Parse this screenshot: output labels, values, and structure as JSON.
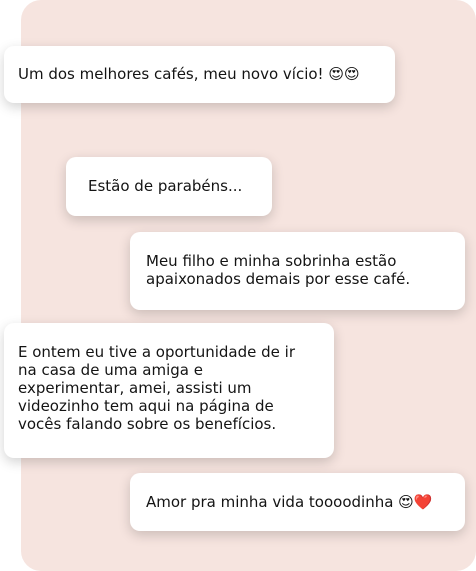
{
  "messages": [
    {
      "text": "Um dos melhores cafés, meu novo vício! 😍😍"
    },
    {
      "text": "Estão de parabéns..."
    },
    {
      "text": "Meu filho e minha sobrinha estão\napaixonados demais por esse café."
    },
    {
      "text": "E ontem eu tive a oportunidade de ir\nna casa de uma amiga e\nexperimentar, amei, assisti um\nvideozinho tem aqui na página de\nvocês falando sobre os benefícios."
    },
    {
      "text": "Amor pra minha vida toooodinha 😍❤️"
    }
  ]
}
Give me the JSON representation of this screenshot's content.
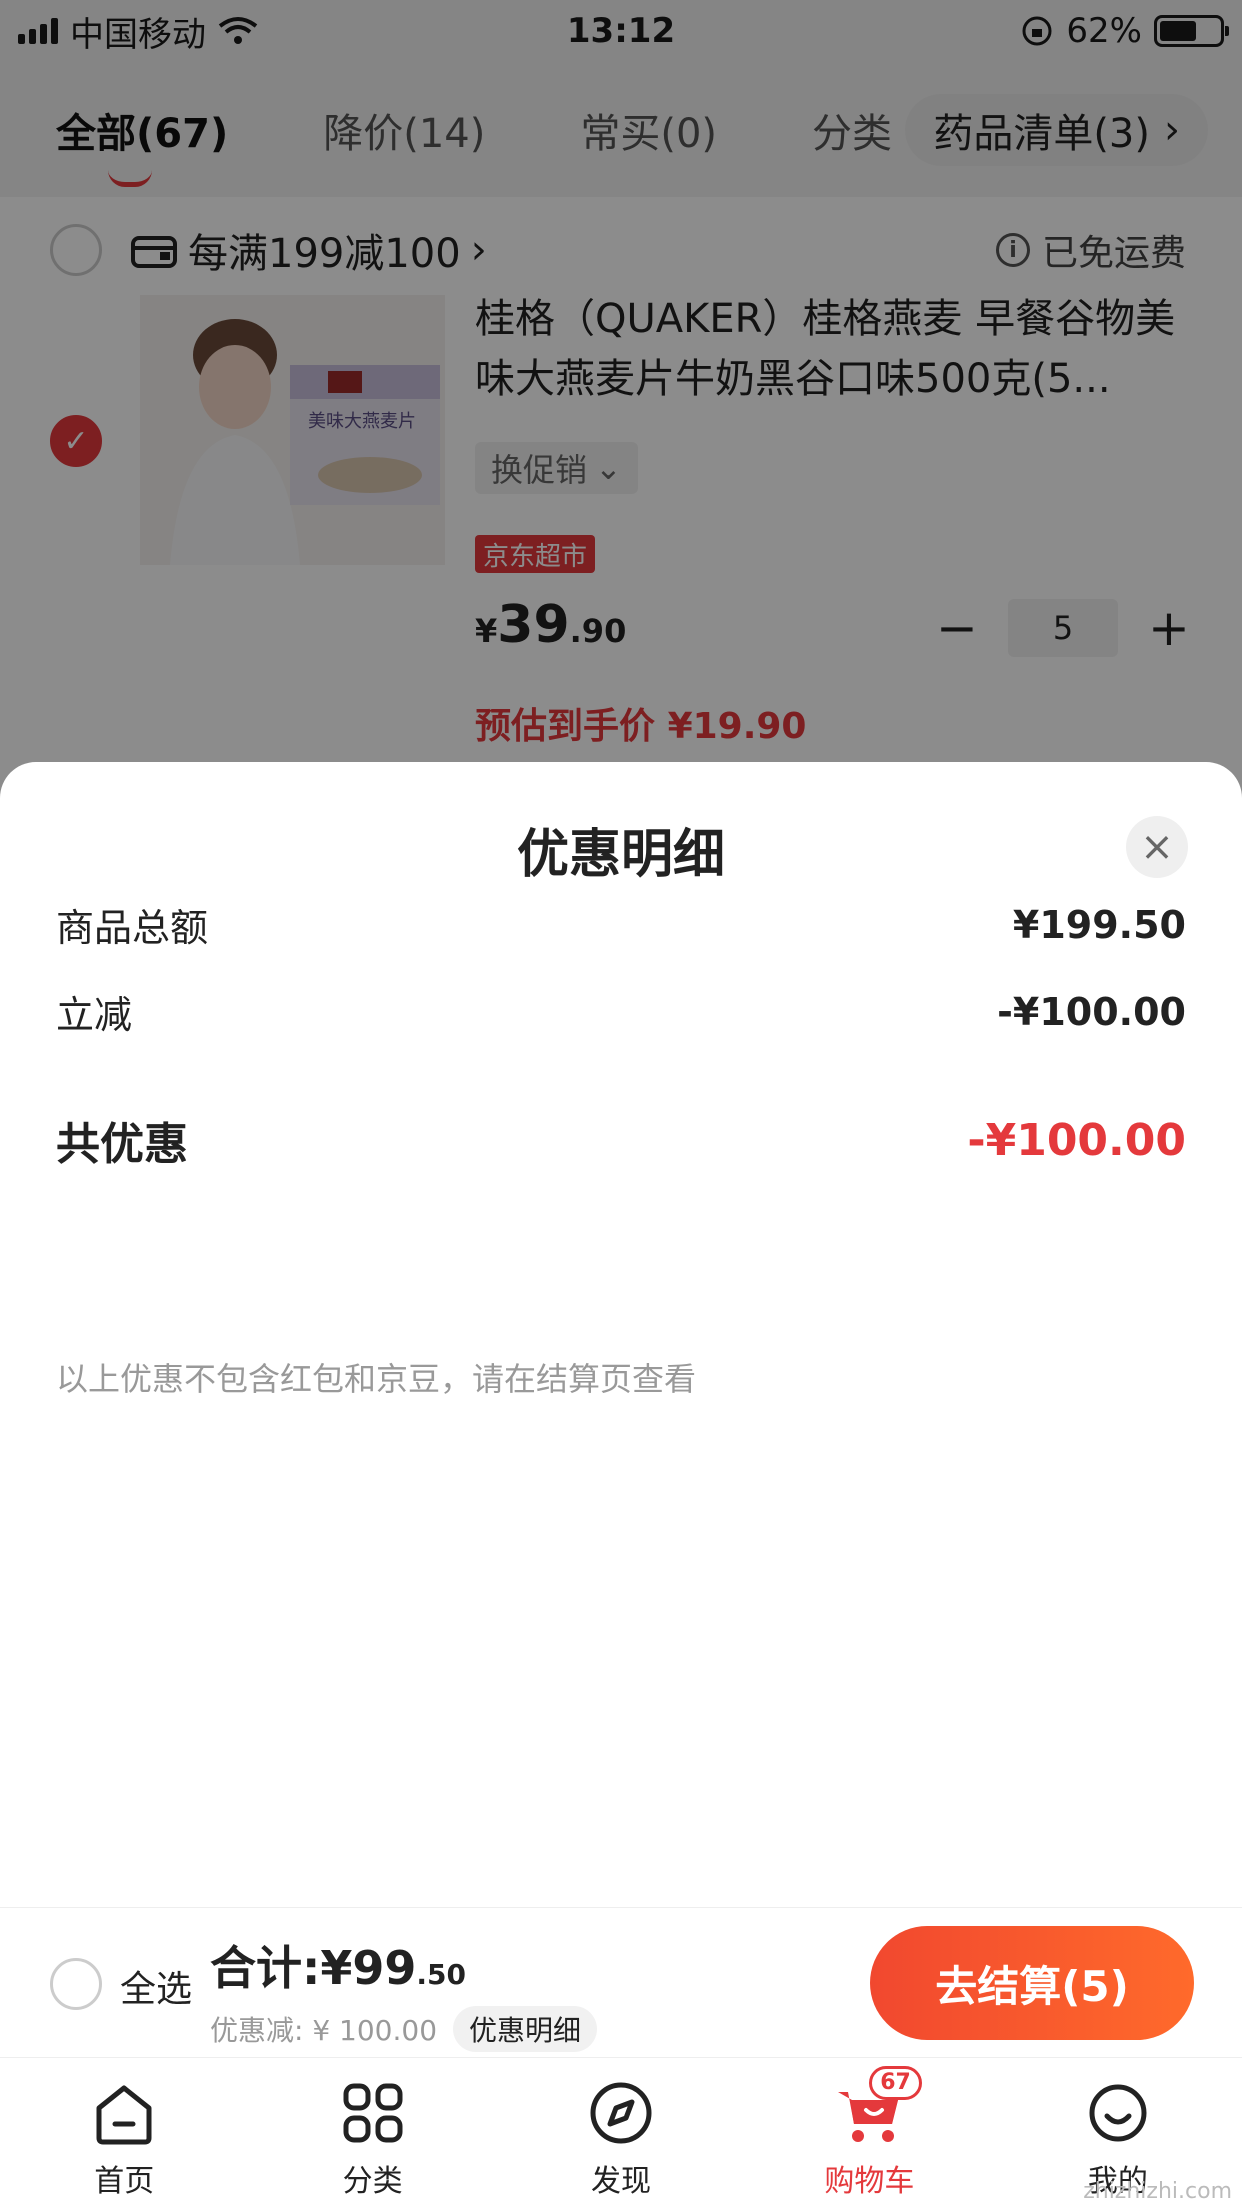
{
  "status_bar": {
    "carrier": "中国移动",
    "time": "13:12",
    "battery_pct": "62%",
    "battery_level": 0.62
  },
  "tabs": [
    {
      "label": "全部(67)"
    },
    {
      "label": "降价(14)"
    },
    {
      "label": "常买(0)"
    },
    {
      "label": "分类"
    }
  ],
  "drug_list": {
    "label": "药品清单(3)",
    "chevron": "›"
  },
  "shop": {
    "promo": "每满199减100",
    "chevron": "›",
    "shipping": "已免运费",
    "info_glyph": "i"
  },
  "item": {
    "title": "桂格（QUAKER）桂格燕麦 早餐谷物美味大燕麦片牛奶黑谷口味500克(5...",
    "thumb_box_text": "美味大燕麦片",
    "swap_promo": "换促销",
    "tag": "京东超市",
    "price_symbol": "¥",
    "price_int": "39",
    "price_dec": ".90",
    "quantity": "5",
    "minus": "−",
    "plus": "+",
    "estimate_label": "预估到手价",
    "estimate_price": "¥19.90"
  },
  "sheet": {
    "title": "优惠明细",
    "close": "×",
    "rows": [
      {
        "label": "商品总额",
        "amount": "¥199.50"
      },
      {
        "label": "立减",
        "amount": "-¥100.00"
      }
    ],
    "total": {
      "label": "共优惠",
      "amount": "-¥100.00"
    },
    "note": "以上优惠不包含红包和京豆，请在结算页查看"
  },
  "checkout": {
    "select_all": "全选",
    "sum_prefix": "合计:¥99",
    "sum_cents": ".50",
    "discount": "优惠减: ¥ 100.00",
    "detail_chip": "优惠明细",
    "pay_button": "去结算(5)"
  },
  "tabbar": [
    {
      "label": "首页",
      "icon": "home-icon"
    },
    {
      "label": "分类",
      "icon": "category-icon"
    },
    {
      "label": "发现",
      "icon": "compass-icon"
    },
    {
      "label": "购物车",
      "icon": "cart-icon",
      "badge": "67"
    },
    {
      "label": "我的",
      "icon": "profile-icon"
    }
  ],
  "watermark": "zhizhizhi.com",
  "colors": {
    "accent": "#e4393c",
    "button_gradient_start": "#f1482f",
    "button_gradient_end": "#ff6a2b"
  }
}
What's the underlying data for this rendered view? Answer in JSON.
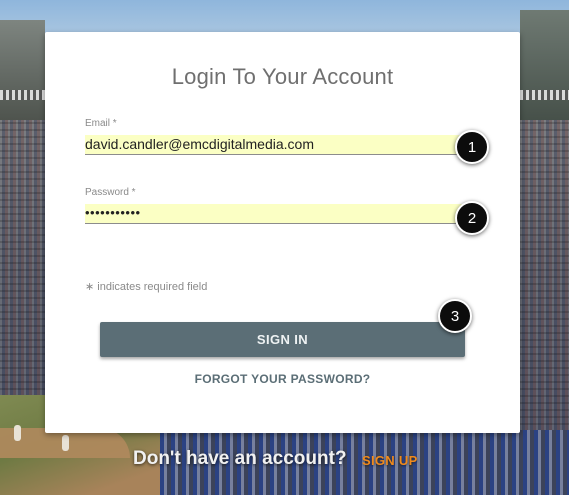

## What is expected
Look over the listing. Pull out every line with the string "amount" in it.

## Solution for this task
        "amount": "¥199.50"
        "amount": "-¥100.00"
      "amount": "-¥100.00"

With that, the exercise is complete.